TASK DIRECTIONS:
Check each line of the listing for the string "JSON", then state how many lines have it. Only the number is wanted.

::: RECORD EXCERPTS

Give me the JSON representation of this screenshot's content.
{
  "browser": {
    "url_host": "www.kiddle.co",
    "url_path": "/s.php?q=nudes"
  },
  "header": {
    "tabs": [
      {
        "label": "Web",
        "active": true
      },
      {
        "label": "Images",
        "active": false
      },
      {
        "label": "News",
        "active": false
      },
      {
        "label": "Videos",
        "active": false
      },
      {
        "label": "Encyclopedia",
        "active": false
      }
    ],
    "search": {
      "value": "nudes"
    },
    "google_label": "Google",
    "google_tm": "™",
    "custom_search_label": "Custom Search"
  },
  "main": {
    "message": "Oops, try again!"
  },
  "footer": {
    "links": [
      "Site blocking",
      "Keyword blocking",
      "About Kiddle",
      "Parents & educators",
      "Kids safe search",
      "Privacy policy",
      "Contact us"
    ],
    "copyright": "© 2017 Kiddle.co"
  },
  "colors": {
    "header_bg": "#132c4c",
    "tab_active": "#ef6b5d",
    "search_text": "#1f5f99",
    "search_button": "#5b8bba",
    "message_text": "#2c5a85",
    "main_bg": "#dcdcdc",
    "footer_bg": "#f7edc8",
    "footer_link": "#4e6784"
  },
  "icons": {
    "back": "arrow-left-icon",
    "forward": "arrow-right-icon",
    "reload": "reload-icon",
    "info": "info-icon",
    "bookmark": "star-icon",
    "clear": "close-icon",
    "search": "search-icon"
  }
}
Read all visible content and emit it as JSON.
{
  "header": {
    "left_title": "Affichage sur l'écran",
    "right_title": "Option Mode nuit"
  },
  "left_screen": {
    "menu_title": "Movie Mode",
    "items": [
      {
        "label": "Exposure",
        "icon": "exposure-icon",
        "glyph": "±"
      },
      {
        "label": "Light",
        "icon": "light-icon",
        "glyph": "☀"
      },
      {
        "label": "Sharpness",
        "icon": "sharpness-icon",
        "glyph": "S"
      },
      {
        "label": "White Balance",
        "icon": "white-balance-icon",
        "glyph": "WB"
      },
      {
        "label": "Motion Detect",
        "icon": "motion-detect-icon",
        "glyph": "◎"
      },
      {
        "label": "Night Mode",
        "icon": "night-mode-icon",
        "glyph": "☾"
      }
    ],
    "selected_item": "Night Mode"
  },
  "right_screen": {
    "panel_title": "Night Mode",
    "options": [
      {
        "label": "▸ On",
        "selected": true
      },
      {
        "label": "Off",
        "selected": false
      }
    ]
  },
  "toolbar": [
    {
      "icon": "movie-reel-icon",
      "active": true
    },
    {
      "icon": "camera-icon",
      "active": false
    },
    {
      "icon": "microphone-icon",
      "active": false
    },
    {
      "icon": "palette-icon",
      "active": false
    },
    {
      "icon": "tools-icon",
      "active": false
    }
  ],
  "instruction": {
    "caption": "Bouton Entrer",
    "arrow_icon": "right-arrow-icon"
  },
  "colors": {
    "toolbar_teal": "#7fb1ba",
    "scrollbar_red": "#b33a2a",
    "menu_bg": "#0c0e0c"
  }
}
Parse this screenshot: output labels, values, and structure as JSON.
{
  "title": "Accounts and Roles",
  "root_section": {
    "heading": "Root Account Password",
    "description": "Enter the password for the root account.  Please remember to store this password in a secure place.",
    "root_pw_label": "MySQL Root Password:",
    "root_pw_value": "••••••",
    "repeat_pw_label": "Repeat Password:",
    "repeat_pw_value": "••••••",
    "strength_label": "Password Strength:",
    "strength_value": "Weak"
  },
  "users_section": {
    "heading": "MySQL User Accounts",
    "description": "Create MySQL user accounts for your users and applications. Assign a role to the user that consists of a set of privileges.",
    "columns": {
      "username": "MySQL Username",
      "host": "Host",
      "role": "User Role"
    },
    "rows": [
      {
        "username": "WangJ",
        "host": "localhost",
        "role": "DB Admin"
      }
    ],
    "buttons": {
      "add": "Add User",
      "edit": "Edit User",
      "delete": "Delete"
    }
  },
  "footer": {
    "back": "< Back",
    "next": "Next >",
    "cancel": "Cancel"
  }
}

::::::

EXERCISE ANSWER:
3